• Text shown:
•••

Monday, September 28, 2009
Because I will be out of town and hopefully getting some good Eastern Birds in the next week. I am headed on a fairly short notice trip to see my alma mater's Golden Buffaloes play the Mountaineers of West Virginia University on Thursday night. In addition I will be seeing college friends in Pittsburgh and D.C. as well as meeting up with others from areas in the East. Hopefully during the trip I will get to do some birding as well, even if it is just casual while other sightseeing.
On the downside there will probably not be any updates along the way, as the laptop is not in my packing plans.
Friday, September 25, 2009
Yellow-rumped Warblers seem to have similar characteristics in the fall as the spring, namely that once you have seen one they are likely to be everywhere.
I did see a good variety of common species, but by far the best light and most entertaining sightings were these Yellow-rumpeds who all worked their way past me in a grove of changing aspen.
In this case Bill Schmoker, who introduced me to the fun of Christmas Bird Counts, shared his sighting details of a Lesser Tern at Six Mile Reservoir in Boulder. Fortunately for me the bird remained in the area and was relocated around midday yesterday. I decided to give the location a shot after work yesterday. From my pics it wouldn't have been clear that the bird on the far shore was a Least Tern, fortunately a fellow birder was there with a scope at the ready, and we were able to reconfirm the id.
Here is a bit tighter crop, again, not enough to go on from here to confirm a rarity, but with the scope we were able to see more detail on the bill and legs and confirm that we were seeing the same individual.
Thanks to Bill for sharing the sighting details, and Art, (I believe), for the view through his scope.
2009 Count: 186
Thursday, September 24, 2009
three full days of Midwestern March weather, in Colorado, in late September. There has been a serious case of socked in, leaden skies around here, and the migrants and birders were none to happy about it. I didn't get any local snow, but could see it falling just above my elevation on the foothills several times this week. Despite it all I ventured out both Tuesday and Wednesday at lunch, and both times came back damp, with very little to show for it.

•••

• Source data:
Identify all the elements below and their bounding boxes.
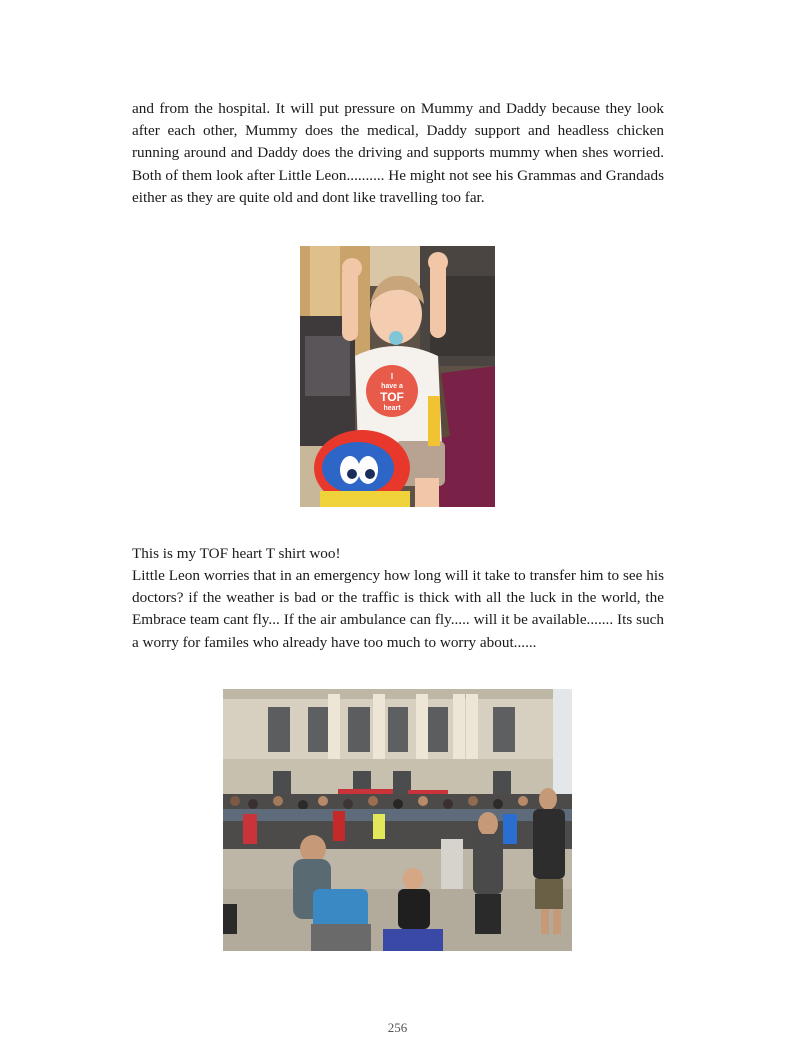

•••

• Tasks and exercises:
A) In the birding blog, which teams are playing in the game the writer is traveling to see on Thursday night?
B) Sum up the birding blog in three sentences.

• Replies:
A) The writer's alma mater's Golden Buffaloes are playing the Mountaineers of West Virginia University.

B) The writer is taking a short-notice trip East to see the Golden Buffaloes play West Virginia University and to visit college friends, hopes to do some birding along the way, and expects to post no updates. Earlier posts describe many Yellow-rumped Warblers moving through a grove of changing aspen, and a tern at Six Mile Reservoir in Boulder that the writer confirmed with a fellow birder's scope after Bill Schmoker shared its location. Before that, three days of gray, snowy late-September weather left the writer's lunchtime outings damp and nearly birdless.